(WHAT THE TASK ASKS) Wherever a line holds the string "while", copy that line.

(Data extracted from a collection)

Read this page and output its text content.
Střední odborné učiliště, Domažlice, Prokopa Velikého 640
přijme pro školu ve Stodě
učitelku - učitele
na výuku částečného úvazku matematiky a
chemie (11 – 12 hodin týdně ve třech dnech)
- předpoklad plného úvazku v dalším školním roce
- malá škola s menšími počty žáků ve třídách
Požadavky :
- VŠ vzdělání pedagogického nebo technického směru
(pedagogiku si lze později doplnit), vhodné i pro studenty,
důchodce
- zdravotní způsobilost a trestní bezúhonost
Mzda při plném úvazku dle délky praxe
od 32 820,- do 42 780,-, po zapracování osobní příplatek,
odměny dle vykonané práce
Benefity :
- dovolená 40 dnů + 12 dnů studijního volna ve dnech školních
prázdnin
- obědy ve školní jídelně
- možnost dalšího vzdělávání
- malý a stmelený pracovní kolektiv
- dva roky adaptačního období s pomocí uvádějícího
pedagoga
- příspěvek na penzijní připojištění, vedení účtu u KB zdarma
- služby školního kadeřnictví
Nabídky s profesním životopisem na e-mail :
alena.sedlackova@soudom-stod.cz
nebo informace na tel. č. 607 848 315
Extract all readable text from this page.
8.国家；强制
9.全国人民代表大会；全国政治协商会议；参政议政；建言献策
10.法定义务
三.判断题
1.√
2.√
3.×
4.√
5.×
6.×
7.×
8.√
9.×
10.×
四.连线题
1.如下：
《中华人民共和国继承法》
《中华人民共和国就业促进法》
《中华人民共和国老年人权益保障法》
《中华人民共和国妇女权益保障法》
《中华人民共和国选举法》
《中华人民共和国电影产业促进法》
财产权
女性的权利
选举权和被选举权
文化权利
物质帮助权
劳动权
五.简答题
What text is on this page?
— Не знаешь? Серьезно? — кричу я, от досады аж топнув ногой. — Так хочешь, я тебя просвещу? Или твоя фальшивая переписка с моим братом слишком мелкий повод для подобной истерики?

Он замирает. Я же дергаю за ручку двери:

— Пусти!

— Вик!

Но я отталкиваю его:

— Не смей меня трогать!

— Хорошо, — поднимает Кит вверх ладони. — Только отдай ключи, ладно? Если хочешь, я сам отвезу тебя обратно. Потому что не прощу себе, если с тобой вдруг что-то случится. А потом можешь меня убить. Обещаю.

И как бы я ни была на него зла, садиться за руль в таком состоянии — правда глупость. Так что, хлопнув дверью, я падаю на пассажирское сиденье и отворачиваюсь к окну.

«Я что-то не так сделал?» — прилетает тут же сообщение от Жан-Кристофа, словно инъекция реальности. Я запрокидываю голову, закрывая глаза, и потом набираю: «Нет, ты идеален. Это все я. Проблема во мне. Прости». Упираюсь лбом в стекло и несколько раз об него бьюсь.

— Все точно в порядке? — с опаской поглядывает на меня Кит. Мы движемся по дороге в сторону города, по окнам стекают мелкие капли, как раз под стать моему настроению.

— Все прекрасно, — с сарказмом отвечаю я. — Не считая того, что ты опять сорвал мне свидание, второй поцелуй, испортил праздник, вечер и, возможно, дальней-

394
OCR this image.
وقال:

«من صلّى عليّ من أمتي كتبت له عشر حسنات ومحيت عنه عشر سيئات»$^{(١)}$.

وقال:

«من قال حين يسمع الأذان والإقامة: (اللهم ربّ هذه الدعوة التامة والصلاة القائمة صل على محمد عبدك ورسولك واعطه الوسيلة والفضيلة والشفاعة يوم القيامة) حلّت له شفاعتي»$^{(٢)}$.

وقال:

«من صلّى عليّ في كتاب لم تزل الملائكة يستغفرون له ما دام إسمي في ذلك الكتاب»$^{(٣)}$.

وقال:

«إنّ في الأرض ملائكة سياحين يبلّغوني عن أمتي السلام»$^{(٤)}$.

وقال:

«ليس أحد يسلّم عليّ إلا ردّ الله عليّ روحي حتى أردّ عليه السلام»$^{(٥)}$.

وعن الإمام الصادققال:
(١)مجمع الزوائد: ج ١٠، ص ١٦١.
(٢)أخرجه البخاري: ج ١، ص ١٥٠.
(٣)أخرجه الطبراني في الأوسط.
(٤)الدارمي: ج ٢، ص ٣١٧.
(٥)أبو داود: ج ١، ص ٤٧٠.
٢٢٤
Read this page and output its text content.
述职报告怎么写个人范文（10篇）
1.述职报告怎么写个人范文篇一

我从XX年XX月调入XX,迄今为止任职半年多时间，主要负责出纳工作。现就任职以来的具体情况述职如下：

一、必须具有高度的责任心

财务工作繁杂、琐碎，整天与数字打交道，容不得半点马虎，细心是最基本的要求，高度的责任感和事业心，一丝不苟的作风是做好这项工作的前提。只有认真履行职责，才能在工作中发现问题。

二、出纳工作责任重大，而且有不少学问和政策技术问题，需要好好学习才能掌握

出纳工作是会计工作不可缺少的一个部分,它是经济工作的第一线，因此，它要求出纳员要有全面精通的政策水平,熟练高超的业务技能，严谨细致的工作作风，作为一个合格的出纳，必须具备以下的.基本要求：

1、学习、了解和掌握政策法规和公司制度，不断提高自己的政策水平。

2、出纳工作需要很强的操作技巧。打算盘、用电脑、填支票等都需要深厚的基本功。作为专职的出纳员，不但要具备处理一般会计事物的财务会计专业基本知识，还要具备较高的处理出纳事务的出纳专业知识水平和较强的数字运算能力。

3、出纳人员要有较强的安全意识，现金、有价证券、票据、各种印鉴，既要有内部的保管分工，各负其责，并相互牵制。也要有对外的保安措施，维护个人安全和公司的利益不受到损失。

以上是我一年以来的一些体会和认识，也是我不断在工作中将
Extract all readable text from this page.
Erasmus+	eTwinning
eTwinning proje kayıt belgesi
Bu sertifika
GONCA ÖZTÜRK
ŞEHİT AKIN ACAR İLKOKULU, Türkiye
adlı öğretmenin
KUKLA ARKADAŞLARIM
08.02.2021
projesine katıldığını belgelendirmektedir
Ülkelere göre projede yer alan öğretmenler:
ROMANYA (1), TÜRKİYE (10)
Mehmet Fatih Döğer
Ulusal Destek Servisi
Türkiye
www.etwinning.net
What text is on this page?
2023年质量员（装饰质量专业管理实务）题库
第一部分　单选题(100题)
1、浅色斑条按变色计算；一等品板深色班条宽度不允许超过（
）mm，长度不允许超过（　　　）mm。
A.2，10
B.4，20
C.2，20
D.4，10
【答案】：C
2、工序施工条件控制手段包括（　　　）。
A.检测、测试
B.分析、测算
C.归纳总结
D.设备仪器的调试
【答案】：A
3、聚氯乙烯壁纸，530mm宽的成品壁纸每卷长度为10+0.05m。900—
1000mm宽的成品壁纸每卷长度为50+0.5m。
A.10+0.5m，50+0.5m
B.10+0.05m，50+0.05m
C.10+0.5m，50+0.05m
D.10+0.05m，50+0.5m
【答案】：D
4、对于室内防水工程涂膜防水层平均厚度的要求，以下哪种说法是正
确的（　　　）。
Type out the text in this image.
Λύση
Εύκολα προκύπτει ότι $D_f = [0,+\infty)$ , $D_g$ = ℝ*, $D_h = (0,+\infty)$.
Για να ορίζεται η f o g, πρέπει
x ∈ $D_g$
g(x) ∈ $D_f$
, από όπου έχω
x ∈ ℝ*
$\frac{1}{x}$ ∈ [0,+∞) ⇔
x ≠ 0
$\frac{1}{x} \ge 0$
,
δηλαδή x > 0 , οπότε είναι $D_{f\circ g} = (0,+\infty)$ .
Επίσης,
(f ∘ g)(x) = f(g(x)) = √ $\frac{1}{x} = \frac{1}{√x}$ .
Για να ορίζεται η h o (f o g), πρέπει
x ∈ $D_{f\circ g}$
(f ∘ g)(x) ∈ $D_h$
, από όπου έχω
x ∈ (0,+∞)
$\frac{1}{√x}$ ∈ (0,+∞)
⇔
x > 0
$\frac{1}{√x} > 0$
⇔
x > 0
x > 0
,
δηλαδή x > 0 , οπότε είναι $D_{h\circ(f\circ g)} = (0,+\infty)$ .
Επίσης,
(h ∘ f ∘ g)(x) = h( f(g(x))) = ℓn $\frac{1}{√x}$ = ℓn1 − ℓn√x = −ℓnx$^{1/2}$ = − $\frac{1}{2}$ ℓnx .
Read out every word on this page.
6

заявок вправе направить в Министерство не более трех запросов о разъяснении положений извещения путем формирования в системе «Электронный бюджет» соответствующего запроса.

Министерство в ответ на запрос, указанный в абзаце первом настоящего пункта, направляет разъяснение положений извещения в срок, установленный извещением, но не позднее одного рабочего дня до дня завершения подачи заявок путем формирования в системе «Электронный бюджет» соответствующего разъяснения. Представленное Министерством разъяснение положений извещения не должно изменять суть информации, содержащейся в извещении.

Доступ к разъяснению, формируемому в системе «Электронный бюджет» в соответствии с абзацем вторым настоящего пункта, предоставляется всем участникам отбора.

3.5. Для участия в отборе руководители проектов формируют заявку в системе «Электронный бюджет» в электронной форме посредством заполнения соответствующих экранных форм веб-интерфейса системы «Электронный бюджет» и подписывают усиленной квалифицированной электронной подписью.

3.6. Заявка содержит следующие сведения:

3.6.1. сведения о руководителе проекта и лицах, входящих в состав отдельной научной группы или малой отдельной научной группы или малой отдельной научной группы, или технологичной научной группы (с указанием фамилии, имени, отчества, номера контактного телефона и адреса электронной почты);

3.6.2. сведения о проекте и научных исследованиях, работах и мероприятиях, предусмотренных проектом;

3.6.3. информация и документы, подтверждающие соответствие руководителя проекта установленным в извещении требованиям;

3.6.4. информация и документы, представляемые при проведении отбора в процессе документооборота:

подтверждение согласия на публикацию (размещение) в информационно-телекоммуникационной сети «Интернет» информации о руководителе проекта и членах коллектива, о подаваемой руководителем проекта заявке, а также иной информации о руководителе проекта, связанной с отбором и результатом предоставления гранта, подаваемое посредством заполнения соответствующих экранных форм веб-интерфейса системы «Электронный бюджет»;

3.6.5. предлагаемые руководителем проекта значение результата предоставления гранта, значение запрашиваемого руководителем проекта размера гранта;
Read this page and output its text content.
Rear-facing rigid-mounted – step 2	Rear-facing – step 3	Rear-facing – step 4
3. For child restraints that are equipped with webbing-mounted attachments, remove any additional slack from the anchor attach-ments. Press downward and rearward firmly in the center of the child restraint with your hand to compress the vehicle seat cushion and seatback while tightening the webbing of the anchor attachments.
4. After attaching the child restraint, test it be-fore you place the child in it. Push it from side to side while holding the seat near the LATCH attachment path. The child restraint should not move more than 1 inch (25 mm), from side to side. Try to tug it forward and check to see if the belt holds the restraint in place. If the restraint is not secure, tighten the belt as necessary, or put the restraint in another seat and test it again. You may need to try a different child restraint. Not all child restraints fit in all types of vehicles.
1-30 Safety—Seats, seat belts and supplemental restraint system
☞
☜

(OUTPUT FOR THIS EXERCISE)
3. For child restraints that are equipped with webbing-mounted attachments, remove any additional slack from the anchor attach-ments. Press downward and rearward firmly in the center of the child restraint with your hand to compress the vehicle seat cushion and seatback while tightening the webbing of the anchor attachments.
4. After attaching the child restraint, test it be-fore you place the child in it. Push it from side to side while holding the seat near the LATCH attachment path. The child restraint should not move more than 1 inch (25 mm), from side to side. Try to tug it forward and check to see if the belt holds the restraint in place. If the restraint is not secure, tighten the belt as necessary, or put the restraint in another seat and test it again. You may need to try a different child restraint. Not all child restraints fit in all types of vehicles.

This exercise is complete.